----- Records shown

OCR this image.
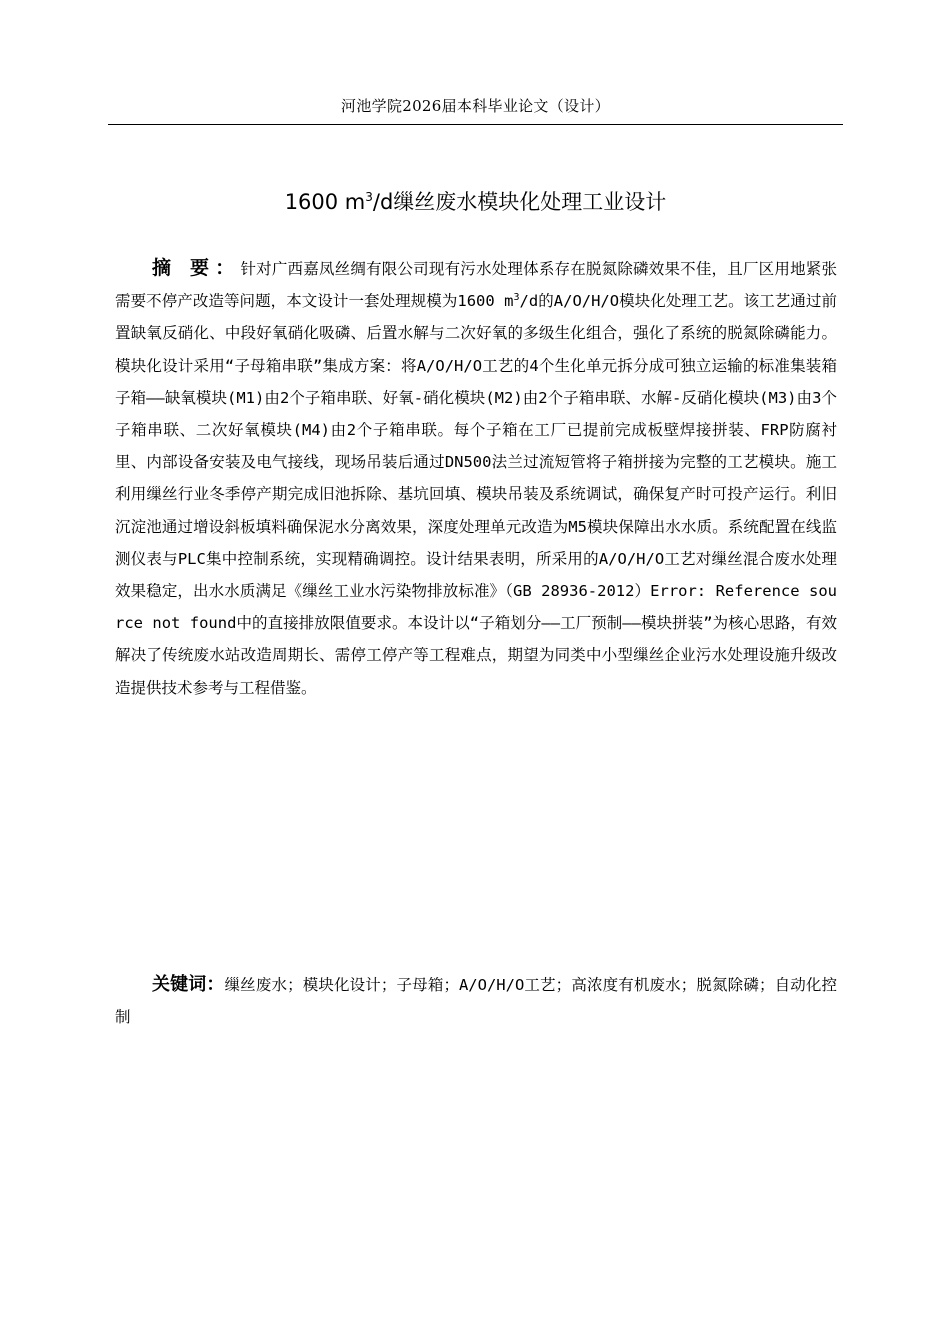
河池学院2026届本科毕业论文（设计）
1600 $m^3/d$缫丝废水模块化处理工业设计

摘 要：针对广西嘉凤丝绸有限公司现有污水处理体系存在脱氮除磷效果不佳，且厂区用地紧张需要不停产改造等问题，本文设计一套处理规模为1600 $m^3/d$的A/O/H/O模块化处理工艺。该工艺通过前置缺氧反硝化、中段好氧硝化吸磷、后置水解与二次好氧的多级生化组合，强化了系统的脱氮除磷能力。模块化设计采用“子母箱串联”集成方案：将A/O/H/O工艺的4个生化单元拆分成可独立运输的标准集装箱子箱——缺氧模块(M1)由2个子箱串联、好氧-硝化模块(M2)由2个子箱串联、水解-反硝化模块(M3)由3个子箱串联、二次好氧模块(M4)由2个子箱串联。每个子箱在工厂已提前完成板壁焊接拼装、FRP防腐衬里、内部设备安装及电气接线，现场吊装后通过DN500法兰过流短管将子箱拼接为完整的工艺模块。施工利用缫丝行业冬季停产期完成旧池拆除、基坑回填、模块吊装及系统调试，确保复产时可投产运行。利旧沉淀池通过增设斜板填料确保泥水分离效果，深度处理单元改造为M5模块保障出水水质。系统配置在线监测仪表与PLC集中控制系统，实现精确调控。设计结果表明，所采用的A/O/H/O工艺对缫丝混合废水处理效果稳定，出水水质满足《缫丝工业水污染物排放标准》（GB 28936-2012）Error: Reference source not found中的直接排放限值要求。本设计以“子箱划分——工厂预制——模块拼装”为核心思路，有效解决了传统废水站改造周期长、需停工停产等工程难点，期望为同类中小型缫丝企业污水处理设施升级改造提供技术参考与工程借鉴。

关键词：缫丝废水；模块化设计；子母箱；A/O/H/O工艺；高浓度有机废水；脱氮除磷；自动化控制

----------
----- Records shown

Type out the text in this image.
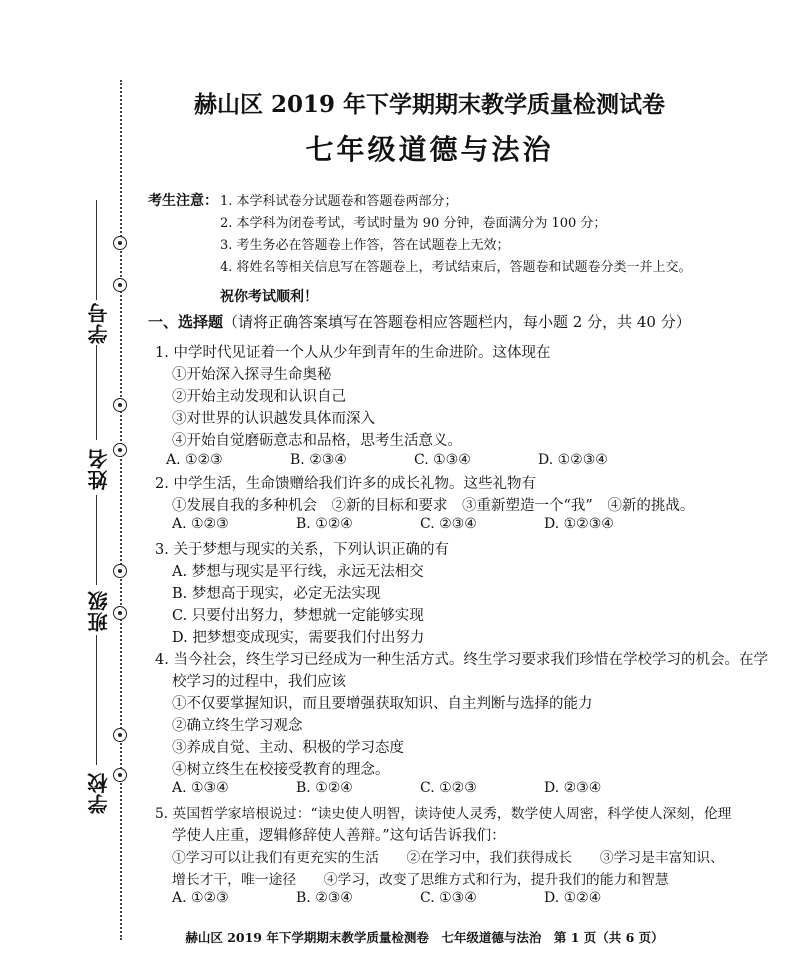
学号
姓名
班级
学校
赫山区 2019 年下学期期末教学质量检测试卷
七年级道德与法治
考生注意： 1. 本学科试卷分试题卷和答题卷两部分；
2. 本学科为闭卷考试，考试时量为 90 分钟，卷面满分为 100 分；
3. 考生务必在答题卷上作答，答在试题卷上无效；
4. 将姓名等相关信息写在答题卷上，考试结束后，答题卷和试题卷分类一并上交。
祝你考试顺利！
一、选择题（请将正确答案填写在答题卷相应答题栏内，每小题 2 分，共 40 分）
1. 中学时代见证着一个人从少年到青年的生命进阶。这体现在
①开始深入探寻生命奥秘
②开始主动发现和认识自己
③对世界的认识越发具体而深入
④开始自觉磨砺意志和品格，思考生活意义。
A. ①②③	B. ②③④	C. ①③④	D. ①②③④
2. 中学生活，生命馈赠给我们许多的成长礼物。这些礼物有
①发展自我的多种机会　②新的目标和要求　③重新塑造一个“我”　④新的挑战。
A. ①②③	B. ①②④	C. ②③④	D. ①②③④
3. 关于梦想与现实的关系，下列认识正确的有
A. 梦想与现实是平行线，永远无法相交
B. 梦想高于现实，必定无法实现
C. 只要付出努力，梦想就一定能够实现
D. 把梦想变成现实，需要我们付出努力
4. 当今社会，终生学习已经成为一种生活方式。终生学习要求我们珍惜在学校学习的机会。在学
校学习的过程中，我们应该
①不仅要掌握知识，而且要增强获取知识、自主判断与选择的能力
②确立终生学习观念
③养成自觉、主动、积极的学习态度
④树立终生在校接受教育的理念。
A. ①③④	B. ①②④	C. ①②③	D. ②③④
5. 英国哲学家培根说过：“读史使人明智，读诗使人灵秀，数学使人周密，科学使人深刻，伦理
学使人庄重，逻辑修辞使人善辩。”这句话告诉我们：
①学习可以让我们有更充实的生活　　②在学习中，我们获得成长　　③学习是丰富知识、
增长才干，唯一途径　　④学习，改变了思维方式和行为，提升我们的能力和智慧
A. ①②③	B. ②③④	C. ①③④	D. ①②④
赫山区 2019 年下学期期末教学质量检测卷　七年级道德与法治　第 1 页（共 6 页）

----------
----- Records shown

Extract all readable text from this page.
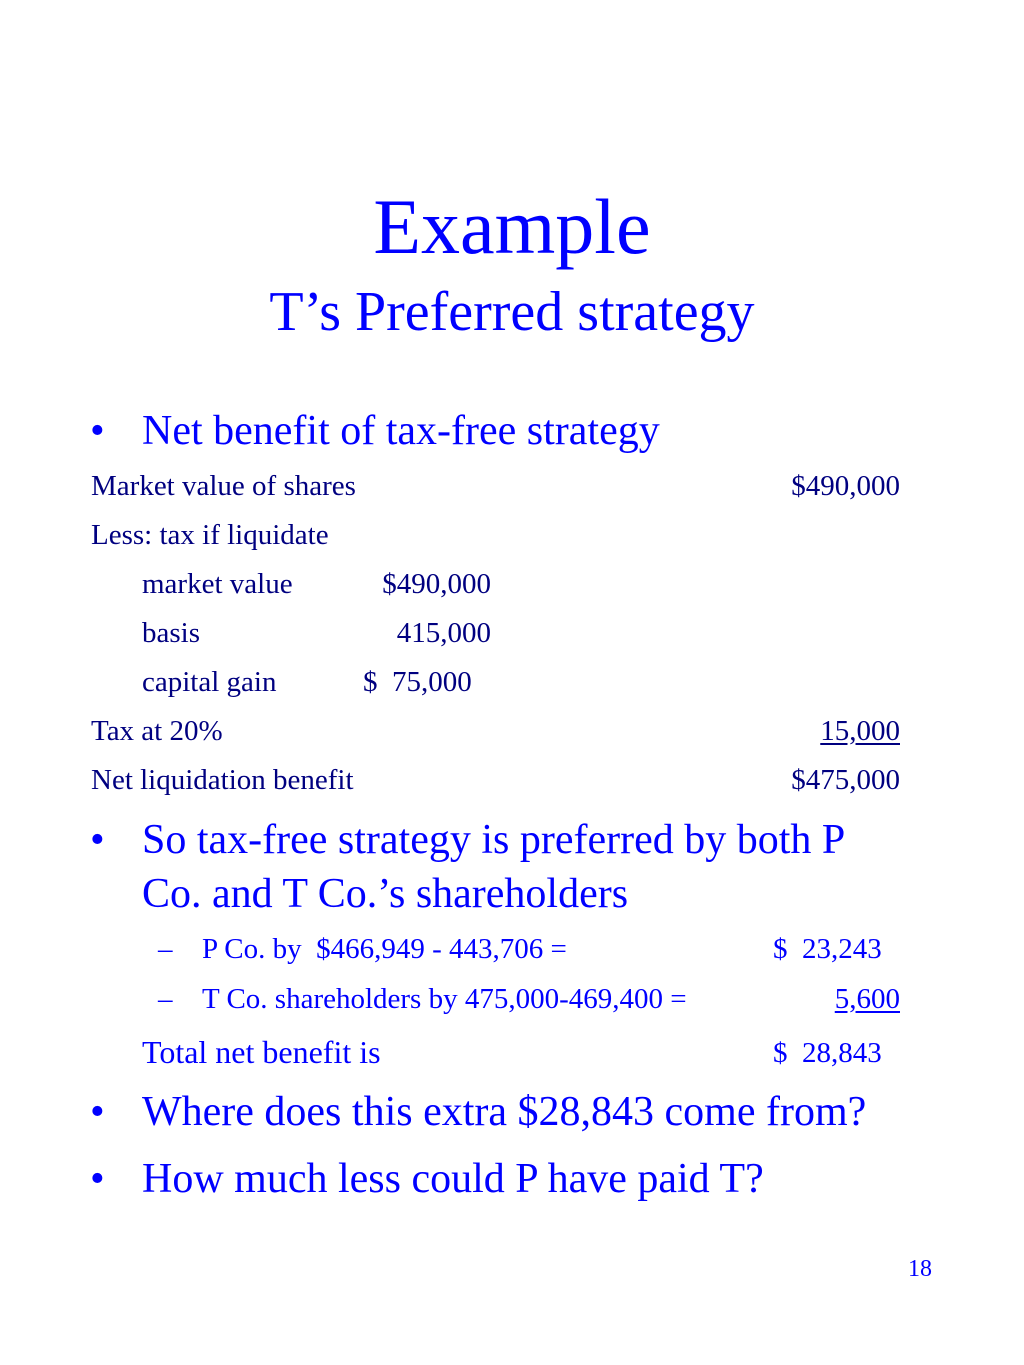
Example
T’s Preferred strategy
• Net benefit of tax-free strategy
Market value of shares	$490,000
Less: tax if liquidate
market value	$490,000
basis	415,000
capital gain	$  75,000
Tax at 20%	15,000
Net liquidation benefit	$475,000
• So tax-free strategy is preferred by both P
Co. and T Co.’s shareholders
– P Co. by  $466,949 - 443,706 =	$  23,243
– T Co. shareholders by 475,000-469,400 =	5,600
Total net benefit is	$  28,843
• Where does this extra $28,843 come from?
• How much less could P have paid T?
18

----------

**Written request:** Note how many lines in the listing above hold the string "this", then give only that figure.

**Task answer:** 4